**Exercise instructions:** List all lines of the data that include the string "tipo".

**Excerpted data:**
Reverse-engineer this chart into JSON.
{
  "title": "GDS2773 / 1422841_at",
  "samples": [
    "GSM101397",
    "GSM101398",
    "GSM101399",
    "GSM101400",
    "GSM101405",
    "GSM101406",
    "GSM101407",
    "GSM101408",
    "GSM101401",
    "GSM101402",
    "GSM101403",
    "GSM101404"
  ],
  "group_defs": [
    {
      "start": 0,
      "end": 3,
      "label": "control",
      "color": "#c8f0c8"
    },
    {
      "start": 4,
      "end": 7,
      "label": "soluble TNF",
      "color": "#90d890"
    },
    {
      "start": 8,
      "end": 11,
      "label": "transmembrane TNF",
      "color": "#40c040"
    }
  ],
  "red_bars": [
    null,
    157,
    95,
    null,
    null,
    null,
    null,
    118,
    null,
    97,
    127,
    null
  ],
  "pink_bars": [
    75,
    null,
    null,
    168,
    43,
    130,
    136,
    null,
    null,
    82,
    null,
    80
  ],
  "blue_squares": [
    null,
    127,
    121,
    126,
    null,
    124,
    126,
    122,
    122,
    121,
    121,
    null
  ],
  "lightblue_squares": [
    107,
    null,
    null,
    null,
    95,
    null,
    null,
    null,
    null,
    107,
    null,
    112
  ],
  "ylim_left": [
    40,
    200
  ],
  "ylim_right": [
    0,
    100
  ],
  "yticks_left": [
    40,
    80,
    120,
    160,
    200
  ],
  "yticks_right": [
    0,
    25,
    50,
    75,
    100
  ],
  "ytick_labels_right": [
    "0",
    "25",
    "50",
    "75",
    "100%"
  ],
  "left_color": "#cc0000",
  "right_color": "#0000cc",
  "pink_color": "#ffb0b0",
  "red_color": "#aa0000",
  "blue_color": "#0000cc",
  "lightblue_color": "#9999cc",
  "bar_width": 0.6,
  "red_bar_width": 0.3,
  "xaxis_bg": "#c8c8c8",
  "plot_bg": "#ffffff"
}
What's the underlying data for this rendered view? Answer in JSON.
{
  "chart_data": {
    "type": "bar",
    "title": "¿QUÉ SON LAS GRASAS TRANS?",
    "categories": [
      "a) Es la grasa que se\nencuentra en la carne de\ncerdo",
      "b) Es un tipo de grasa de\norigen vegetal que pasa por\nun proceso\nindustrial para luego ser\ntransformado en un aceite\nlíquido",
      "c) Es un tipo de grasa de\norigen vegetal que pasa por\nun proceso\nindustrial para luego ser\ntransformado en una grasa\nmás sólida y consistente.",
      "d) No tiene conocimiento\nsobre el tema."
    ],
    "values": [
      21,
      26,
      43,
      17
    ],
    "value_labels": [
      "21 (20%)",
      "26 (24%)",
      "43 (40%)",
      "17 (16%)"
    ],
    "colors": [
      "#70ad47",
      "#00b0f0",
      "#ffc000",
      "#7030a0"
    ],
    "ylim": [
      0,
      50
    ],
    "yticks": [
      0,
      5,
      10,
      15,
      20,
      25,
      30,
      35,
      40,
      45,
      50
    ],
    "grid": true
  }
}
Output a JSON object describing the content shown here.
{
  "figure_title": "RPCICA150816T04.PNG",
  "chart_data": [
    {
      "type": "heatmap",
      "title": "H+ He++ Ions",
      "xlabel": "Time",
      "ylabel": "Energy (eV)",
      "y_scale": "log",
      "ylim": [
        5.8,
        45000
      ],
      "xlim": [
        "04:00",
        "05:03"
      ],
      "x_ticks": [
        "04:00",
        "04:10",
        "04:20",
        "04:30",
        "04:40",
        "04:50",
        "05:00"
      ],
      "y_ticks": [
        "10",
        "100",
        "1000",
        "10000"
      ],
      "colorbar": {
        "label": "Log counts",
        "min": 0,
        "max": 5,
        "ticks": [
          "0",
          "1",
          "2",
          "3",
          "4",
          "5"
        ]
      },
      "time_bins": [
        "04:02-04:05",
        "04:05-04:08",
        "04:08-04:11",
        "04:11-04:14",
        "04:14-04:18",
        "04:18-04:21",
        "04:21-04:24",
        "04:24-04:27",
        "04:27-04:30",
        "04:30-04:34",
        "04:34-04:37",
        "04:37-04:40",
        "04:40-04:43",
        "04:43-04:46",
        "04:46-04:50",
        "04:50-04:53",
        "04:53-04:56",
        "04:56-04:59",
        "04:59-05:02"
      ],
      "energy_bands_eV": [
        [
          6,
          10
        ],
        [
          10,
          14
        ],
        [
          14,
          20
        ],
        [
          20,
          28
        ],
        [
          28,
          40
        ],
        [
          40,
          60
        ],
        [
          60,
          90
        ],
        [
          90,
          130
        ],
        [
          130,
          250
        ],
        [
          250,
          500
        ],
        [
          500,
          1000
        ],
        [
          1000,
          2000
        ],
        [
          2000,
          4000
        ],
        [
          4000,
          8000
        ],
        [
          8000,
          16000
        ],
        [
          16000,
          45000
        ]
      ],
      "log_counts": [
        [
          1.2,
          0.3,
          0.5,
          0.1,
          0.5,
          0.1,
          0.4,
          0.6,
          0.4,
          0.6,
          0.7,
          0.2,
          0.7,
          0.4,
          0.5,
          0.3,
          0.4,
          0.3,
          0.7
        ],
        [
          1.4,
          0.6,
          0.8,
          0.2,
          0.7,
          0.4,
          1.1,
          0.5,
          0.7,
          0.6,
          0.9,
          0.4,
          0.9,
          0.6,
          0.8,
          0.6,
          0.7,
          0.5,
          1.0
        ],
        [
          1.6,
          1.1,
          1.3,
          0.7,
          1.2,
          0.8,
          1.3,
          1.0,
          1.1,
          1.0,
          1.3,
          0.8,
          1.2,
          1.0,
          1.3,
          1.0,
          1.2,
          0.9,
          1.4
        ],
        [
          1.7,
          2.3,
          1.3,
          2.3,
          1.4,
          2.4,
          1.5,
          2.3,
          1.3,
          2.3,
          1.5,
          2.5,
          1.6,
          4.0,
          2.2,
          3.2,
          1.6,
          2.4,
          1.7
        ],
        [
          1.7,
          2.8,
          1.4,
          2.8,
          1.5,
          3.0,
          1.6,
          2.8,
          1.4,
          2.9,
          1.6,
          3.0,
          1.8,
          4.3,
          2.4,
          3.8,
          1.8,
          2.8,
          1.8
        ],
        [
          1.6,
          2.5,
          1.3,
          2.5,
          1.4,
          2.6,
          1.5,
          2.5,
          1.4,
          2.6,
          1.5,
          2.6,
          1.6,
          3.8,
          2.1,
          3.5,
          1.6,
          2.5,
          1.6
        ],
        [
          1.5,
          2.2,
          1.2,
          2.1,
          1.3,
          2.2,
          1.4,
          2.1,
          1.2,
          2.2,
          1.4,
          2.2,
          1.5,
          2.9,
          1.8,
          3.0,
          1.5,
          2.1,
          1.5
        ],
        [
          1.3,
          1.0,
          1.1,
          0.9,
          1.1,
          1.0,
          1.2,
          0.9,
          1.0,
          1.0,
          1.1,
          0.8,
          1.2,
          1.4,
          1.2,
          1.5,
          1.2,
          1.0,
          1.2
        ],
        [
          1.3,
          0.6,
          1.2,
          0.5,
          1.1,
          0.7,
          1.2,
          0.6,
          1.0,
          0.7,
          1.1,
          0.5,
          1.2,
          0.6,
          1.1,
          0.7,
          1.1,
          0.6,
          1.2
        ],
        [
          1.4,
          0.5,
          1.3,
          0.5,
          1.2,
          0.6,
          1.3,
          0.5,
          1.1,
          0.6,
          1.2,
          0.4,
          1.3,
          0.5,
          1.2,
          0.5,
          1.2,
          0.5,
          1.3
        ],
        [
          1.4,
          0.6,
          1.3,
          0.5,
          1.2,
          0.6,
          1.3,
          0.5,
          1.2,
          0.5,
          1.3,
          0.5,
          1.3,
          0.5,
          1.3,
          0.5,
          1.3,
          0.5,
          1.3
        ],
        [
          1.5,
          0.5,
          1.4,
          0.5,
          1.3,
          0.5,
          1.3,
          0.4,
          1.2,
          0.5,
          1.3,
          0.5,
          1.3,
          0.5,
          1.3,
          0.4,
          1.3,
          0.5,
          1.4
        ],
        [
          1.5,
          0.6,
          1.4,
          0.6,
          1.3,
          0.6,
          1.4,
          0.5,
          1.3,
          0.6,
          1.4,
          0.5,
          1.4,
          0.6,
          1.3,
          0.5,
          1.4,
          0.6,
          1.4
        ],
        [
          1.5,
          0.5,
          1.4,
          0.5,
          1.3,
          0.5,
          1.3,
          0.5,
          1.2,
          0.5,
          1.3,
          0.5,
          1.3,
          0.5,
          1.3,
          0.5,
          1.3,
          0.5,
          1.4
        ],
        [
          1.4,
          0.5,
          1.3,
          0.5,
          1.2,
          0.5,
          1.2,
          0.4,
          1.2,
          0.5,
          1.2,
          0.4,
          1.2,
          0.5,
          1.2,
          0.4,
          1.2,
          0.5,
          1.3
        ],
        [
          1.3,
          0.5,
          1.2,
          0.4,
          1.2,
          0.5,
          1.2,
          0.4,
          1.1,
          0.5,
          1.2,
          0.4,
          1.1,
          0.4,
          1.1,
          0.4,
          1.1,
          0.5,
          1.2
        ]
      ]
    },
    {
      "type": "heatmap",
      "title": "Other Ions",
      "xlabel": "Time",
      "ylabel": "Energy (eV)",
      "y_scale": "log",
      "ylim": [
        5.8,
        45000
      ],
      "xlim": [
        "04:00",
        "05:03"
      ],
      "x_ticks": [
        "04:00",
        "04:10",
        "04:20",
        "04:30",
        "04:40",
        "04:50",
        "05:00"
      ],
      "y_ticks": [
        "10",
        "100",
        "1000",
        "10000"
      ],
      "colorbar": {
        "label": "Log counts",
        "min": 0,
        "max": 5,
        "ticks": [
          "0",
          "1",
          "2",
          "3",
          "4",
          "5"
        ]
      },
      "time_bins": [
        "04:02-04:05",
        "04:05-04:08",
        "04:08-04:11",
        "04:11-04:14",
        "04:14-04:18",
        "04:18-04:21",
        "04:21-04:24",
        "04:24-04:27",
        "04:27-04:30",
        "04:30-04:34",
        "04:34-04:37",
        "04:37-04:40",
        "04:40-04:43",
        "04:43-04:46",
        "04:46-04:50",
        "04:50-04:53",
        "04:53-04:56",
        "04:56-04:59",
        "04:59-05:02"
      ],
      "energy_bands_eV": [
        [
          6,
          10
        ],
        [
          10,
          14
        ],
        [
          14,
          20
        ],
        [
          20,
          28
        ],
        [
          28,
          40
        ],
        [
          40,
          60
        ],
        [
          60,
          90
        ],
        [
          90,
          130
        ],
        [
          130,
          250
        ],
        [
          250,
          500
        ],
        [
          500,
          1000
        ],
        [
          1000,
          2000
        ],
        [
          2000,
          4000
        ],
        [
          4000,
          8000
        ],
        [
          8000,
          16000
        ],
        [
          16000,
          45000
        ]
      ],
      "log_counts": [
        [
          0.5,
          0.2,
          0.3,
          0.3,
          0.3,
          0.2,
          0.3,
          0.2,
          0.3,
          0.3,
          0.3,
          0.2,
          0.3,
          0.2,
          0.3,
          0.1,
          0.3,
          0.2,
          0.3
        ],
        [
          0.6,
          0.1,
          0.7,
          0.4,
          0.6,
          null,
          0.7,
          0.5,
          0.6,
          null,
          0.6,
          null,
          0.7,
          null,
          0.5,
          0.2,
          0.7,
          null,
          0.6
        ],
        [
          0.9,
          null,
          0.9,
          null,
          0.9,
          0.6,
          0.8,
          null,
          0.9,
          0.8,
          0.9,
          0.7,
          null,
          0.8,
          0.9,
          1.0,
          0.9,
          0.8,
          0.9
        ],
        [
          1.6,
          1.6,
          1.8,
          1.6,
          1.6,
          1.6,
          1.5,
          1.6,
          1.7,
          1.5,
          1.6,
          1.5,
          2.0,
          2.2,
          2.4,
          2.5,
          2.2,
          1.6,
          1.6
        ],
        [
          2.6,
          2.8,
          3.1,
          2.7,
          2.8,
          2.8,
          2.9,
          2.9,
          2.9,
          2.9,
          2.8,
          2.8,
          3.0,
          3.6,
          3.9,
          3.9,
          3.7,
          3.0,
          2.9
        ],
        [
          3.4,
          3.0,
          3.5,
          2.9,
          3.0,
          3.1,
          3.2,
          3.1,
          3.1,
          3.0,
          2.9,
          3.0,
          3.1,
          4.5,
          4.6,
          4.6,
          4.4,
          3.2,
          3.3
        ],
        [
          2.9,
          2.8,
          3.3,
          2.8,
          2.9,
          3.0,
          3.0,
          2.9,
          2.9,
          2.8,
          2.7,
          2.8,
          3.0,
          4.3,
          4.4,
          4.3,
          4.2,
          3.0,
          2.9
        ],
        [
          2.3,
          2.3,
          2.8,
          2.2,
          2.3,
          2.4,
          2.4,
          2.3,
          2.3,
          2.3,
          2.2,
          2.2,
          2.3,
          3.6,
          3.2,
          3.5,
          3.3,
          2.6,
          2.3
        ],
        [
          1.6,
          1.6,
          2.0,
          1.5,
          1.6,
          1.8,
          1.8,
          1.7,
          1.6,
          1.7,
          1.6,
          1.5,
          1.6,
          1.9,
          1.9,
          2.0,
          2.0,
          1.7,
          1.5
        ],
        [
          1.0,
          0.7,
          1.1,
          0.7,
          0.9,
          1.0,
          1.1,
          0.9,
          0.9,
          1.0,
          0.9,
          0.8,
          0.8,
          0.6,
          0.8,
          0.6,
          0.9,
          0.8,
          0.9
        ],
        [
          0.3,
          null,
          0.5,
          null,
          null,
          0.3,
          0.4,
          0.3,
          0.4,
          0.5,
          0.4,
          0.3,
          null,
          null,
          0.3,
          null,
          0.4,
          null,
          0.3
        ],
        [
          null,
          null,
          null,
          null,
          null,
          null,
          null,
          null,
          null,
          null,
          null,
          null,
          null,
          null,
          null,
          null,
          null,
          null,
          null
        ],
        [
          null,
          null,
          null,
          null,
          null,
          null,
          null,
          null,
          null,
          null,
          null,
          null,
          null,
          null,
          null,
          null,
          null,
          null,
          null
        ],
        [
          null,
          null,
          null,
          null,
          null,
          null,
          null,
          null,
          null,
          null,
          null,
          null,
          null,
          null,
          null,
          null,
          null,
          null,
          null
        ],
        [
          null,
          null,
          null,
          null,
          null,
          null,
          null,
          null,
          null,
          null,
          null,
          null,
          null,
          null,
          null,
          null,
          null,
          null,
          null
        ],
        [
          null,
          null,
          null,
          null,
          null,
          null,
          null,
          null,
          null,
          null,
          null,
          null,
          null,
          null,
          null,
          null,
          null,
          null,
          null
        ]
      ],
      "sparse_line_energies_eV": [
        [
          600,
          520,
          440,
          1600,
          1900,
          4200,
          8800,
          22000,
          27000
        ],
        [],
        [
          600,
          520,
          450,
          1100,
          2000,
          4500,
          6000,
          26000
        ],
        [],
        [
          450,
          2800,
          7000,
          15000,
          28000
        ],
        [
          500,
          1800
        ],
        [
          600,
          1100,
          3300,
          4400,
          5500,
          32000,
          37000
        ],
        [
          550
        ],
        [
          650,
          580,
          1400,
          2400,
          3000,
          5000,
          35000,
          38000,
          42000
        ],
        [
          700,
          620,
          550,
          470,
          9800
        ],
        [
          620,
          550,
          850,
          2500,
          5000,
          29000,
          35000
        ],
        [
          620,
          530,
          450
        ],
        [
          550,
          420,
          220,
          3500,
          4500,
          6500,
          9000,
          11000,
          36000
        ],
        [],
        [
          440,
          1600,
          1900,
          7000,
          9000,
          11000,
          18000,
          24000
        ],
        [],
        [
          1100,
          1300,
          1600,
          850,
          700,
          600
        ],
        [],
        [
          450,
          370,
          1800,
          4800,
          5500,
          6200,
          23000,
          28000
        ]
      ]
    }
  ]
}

**Answer in full:**
      "b) Es un tipo de grasa de\norigen vegetal que pasa por\nun proceso\nindustrial para luego ser\ntransformado en un aceite\nlíquido",
      "c) Es un tipo de grasa de\norigen vegetal que pasa por\nun proceso\nindustrial para luego ser\ntransformado en una grasa\nmás sólida y consistente.",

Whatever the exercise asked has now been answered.